%%

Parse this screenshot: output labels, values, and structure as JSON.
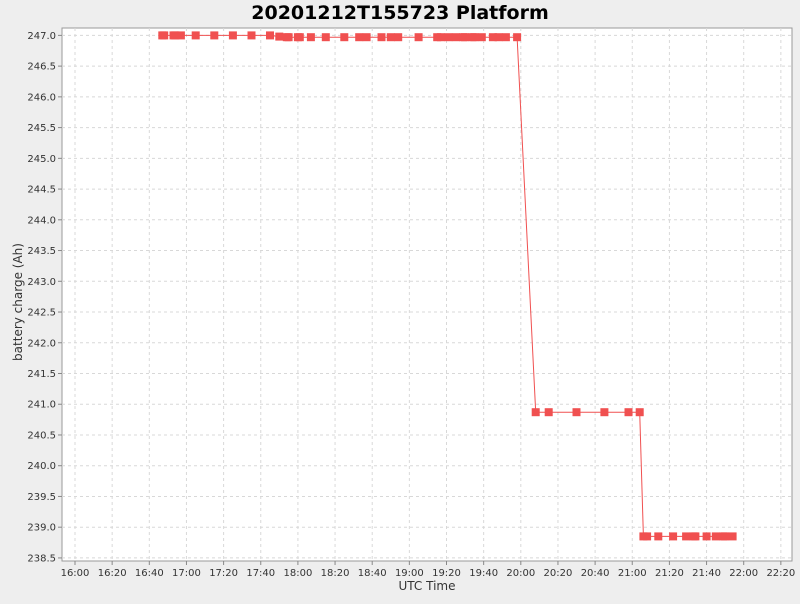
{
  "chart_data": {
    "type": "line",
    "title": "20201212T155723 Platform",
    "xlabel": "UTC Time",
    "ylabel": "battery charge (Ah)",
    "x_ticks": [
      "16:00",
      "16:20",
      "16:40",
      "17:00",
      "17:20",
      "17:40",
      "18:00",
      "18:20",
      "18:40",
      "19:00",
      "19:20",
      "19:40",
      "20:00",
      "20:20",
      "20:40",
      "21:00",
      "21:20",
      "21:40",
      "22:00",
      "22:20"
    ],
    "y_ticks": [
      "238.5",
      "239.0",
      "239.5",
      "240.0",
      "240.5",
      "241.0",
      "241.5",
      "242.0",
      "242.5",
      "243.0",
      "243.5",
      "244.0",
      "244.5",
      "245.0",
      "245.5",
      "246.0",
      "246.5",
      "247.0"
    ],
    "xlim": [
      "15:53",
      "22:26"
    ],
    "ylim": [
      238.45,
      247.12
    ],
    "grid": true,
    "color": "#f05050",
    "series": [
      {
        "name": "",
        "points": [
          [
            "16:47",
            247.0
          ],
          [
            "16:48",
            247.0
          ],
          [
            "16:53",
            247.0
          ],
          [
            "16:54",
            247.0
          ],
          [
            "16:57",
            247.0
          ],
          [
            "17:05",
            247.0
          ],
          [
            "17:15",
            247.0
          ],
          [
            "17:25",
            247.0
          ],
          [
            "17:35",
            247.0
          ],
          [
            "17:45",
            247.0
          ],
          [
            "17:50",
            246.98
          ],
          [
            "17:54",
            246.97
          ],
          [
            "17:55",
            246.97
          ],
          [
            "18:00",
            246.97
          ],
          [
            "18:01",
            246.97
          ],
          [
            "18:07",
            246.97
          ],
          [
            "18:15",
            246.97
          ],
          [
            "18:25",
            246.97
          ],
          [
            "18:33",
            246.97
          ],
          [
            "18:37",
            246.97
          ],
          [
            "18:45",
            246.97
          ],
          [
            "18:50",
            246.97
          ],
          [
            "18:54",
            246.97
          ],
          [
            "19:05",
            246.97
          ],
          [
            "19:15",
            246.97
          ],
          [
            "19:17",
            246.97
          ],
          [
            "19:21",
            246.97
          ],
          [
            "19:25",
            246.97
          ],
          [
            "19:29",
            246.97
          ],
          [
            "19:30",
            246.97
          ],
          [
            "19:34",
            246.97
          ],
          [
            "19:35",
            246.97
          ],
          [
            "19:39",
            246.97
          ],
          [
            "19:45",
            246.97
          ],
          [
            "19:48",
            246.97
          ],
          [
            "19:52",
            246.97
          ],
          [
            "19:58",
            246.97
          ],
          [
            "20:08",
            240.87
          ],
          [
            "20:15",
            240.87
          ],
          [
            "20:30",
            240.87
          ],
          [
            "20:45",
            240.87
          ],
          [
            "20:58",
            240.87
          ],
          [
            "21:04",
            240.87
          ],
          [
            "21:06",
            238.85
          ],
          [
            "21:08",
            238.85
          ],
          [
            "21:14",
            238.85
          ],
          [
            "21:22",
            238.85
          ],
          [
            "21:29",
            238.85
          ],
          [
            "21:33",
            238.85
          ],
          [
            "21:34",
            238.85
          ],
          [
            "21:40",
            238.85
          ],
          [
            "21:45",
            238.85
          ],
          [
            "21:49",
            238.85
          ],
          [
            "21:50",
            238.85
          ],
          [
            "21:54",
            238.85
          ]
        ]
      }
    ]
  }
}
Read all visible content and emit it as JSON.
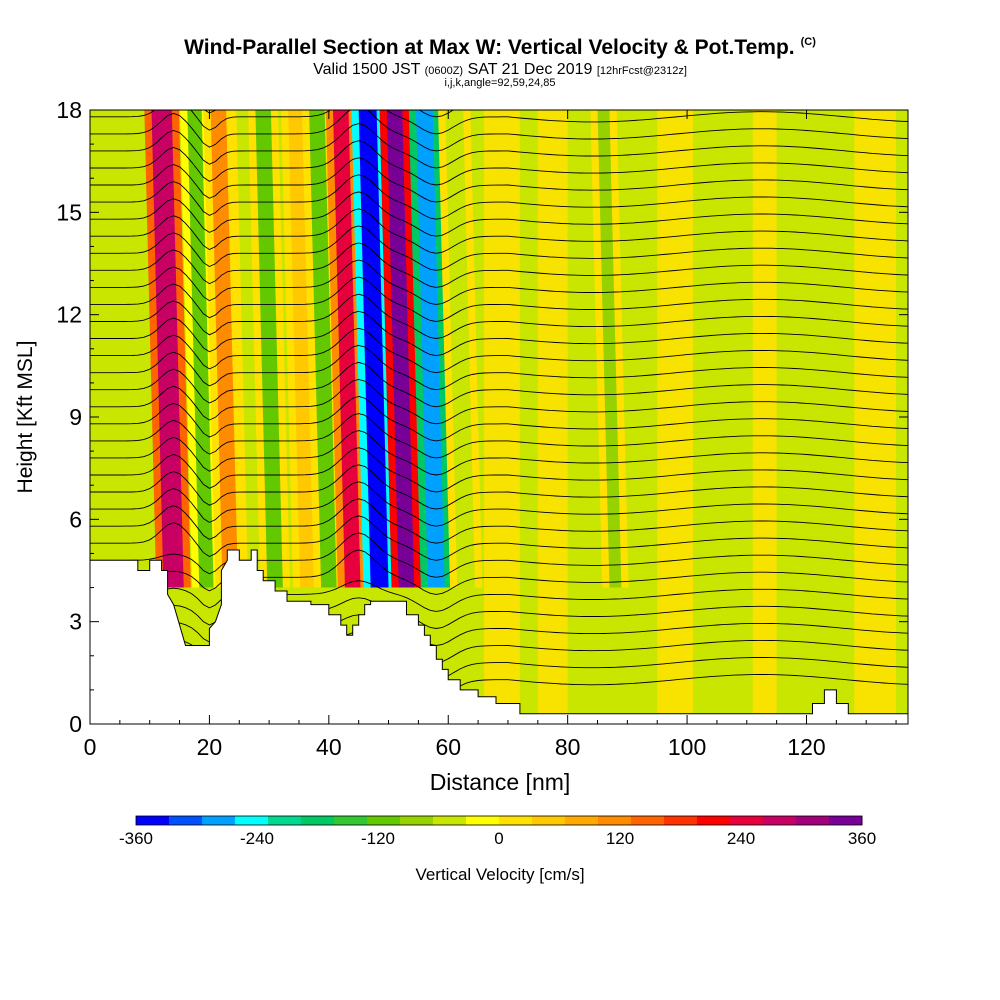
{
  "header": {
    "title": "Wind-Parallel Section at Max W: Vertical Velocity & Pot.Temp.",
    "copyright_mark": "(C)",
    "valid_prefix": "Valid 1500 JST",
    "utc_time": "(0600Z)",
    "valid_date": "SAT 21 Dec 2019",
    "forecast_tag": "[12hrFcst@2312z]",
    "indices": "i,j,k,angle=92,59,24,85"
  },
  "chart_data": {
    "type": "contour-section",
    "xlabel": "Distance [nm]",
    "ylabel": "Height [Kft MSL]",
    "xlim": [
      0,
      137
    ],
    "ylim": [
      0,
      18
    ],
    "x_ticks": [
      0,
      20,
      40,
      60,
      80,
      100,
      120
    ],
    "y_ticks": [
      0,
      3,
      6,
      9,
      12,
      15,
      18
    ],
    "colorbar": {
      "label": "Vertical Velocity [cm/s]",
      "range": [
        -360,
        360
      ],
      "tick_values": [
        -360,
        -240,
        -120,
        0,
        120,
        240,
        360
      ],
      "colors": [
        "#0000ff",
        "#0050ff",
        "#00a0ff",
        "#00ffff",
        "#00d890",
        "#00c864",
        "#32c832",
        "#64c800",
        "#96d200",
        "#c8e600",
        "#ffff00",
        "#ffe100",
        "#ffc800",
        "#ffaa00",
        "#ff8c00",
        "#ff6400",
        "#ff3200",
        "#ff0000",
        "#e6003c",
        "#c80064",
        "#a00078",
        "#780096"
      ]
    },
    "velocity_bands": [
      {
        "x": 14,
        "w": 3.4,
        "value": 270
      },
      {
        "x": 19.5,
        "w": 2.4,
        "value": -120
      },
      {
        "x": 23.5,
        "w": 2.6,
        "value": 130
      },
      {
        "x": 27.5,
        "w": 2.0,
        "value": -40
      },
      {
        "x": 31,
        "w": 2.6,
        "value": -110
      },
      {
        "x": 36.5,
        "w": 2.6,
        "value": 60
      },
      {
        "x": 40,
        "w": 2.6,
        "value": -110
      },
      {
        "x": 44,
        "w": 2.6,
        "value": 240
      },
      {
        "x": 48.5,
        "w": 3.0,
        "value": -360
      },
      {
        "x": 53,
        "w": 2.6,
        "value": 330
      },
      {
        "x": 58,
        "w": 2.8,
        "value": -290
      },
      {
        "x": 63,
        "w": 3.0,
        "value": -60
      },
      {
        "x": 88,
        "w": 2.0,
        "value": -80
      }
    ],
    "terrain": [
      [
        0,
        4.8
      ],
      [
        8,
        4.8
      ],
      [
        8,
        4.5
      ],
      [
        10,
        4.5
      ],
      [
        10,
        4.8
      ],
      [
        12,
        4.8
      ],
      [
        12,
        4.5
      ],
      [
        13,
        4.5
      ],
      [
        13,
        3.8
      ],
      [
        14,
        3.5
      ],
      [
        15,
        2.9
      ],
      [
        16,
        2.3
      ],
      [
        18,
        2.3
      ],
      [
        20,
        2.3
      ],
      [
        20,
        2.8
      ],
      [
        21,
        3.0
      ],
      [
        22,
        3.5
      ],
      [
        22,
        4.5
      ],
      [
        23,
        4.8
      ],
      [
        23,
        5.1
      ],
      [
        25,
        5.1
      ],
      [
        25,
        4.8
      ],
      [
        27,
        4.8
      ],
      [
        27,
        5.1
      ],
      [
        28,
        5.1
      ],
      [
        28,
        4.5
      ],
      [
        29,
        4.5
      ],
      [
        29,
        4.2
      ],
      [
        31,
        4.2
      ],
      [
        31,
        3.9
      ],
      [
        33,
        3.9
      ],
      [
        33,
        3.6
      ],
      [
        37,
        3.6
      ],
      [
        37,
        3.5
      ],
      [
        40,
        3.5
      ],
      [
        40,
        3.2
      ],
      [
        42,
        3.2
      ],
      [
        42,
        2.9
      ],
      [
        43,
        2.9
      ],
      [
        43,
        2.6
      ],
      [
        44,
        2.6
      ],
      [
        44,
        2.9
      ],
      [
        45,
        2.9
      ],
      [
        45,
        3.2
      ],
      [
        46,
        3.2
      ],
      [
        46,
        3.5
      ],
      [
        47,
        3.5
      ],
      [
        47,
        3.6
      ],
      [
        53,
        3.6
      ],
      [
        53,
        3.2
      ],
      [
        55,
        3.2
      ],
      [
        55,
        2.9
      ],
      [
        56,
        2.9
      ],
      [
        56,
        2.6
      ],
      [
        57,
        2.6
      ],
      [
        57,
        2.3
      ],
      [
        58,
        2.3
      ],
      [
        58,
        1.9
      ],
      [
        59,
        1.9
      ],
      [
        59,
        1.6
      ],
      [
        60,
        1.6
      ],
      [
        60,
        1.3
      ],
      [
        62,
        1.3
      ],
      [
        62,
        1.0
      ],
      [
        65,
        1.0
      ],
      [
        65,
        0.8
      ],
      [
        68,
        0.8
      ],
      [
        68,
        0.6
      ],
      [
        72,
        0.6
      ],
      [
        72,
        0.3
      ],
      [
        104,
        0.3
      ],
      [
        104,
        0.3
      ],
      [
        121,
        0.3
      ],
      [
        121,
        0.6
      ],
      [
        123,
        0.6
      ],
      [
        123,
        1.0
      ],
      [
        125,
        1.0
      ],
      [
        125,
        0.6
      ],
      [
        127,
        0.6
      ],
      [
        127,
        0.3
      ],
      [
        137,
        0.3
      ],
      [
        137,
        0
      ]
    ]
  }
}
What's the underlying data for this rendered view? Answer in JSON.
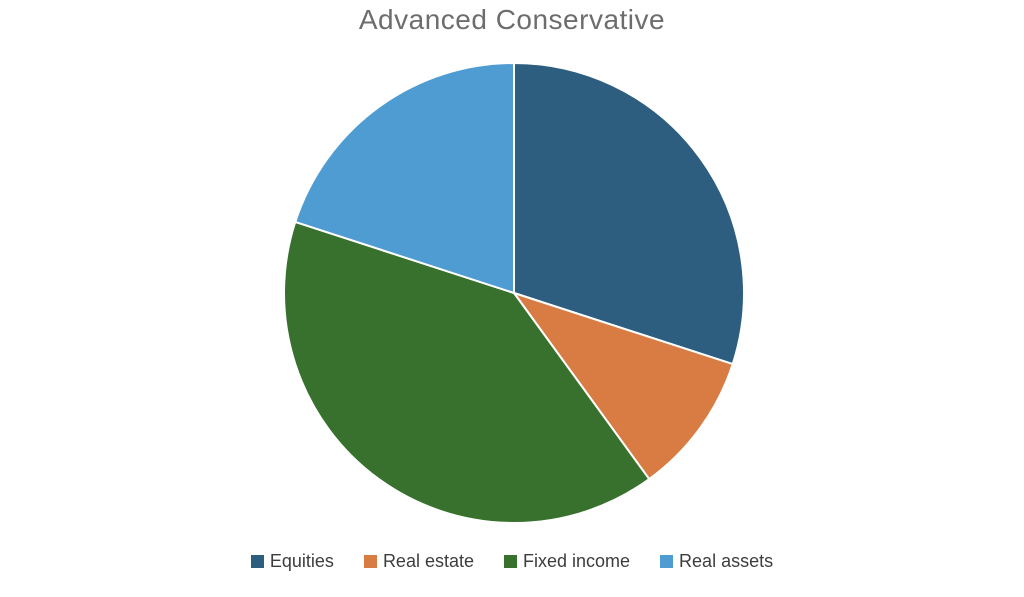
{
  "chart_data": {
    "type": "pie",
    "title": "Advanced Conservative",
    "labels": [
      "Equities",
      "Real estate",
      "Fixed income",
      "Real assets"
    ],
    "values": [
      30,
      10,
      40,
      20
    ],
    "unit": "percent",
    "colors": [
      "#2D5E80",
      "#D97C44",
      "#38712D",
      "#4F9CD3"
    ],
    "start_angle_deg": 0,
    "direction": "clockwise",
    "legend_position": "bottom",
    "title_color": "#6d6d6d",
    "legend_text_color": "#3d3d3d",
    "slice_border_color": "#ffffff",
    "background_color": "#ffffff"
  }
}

%%

## Task description
Exactly the lines from the line containing "What's the underlying" through the last line of the entries above are to be quoted, both included, and nothing else. Pictures are left out.

## Problem solution
What's the underlying data for this rendered view? Answer in JSON.
{
  "chart_data": {
    "type": "pie",
    "title": "Advanced Conservative",
    "labels": [
      "Equities",
      "Real estate",
      "Fixed income",
      "Real assets"
    ],
    "values": [
      30,
      10,
      40,
      20
    ],
    "unit": "percent",
    "colors": [
      "#2D5E80",
      "#D97C44",
      "#38712D",
      "#4F9CD3"
    ],
    "start_angle_deg": 0,
    "direction": "clockwise",
    "legend_position": "bottom",
    "title_color": "#6d6d6d",
    "legend_text_color": "#3d3d3d",
    "slice_border_color": "#ffffff",
    "background_color": "#ffffff"
  }
}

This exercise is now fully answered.